— start of Record list —

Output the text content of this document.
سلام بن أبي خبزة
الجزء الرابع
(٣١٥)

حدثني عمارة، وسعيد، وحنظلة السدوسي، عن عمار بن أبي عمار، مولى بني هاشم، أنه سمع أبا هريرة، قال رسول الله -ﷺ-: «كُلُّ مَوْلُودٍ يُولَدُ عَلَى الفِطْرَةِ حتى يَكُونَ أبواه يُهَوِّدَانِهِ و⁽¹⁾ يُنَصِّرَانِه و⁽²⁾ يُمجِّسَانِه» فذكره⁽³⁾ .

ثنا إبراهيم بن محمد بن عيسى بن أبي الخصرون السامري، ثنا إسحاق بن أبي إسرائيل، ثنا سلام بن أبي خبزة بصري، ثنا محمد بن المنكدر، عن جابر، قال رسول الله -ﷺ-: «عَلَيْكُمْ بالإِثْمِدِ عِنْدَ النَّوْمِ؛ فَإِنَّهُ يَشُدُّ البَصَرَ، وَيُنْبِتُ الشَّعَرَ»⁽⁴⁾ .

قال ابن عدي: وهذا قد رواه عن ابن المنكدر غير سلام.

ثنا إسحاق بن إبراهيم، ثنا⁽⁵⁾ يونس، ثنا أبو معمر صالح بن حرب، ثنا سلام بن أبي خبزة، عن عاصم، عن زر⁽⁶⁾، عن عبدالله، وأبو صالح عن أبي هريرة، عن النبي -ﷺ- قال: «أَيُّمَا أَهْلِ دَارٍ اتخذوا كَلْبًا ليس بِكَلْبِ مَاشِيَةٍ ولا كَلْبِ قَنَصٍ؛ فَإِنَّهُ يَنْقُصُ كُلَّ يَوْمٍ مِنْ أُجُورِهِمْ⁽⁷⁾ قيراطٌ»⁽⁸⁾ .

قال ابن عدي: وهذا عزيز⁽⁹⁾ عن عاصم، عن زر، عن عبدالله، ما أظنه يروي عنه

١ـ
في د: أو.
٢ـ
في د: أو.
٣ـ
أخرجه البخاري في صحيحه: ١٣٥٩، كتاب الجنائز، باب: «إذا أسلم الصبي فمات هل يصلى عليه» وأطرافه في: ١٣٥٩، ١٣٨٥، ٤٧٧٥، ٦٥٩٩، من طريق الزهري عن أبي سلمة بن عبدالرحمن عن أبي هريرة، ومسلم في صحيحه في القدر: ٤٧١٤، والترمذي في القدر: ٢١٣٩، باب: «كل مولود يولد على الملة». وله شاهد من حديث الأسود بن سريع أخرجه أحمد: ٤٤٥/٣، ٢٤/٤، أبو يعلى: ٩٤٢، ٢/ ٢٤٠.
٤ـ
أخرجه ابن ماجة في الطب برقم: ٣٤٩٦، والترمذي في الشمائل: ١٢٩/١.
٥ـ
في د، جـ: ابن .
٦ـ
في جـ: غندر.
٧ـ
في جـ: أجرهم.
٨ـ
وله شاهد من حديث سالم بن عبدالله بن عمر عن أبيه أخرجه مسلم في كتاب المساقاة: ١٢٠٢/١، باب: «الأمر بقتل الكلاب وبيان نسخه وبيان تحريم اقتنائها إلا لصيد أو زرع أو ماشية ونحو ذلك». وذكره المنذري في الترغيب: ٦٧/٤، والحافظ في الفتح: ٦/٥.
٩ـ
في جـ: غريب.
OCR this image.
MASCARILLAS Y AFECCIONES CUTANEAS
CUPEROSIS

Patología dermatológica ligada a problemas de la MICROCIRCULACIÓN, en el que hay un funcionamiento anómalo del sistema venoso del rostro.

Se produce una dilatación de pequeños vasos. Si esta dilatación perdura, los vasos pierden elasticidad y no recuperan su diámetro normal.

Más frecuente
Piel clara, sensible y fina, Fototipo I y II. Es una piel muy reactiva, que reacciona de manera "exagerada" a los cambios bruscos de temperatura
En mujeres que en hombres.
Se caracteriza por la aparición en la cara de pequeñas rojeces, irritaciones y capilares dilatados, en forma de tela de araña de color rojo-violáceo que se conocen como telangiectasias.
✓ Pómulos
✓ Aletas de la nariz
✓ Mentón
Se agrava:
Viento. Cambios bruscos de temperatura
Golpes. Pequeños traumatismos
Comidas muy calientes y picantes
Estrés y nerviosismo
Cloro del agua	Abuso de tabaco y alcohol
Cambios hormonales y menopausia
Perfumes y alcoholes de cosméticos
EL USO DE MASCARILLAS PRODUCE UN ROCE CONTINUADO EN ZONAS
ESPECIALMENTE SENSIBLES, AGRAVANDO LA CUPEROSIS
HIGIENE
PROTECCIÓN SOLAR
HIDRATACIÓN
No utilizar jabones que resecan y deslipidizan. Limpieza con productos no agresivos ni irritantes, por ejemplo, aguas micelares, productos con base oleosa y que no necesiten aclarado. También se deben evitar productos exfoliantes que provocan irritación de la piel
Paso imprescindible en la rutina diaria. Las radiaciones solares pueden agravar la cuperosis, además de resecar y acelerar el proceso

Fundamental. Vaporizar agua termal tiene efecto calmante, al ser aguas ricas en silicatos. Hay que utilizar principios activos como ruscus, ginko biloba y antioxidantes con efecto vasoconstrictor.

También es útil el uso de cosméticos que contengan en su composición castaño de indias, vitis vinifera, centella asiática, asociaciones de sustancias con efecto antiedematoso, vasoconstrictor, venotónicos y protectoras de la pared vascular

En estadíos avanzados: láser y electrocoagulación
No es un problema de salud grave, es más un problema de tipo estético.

— end of Record list —

**Prompt:** Each line above that includes "piel" should be shown.

**Solution:**
Piel clara, sensible y fina, Fototipo I y II. Es una piel muy reactiva, que reacciona de manera "exagerada" a los cambios bruscos de temperatura
No utilizar jabones que resecan y deslipidizan. Limpieza con productos no agresivos ni irritantes, por ejemplo, aguas micelares, productos con base oleosa y que no necesiten aclarado. También se deben evitar productos exfoliantes que provocan irritación de la piel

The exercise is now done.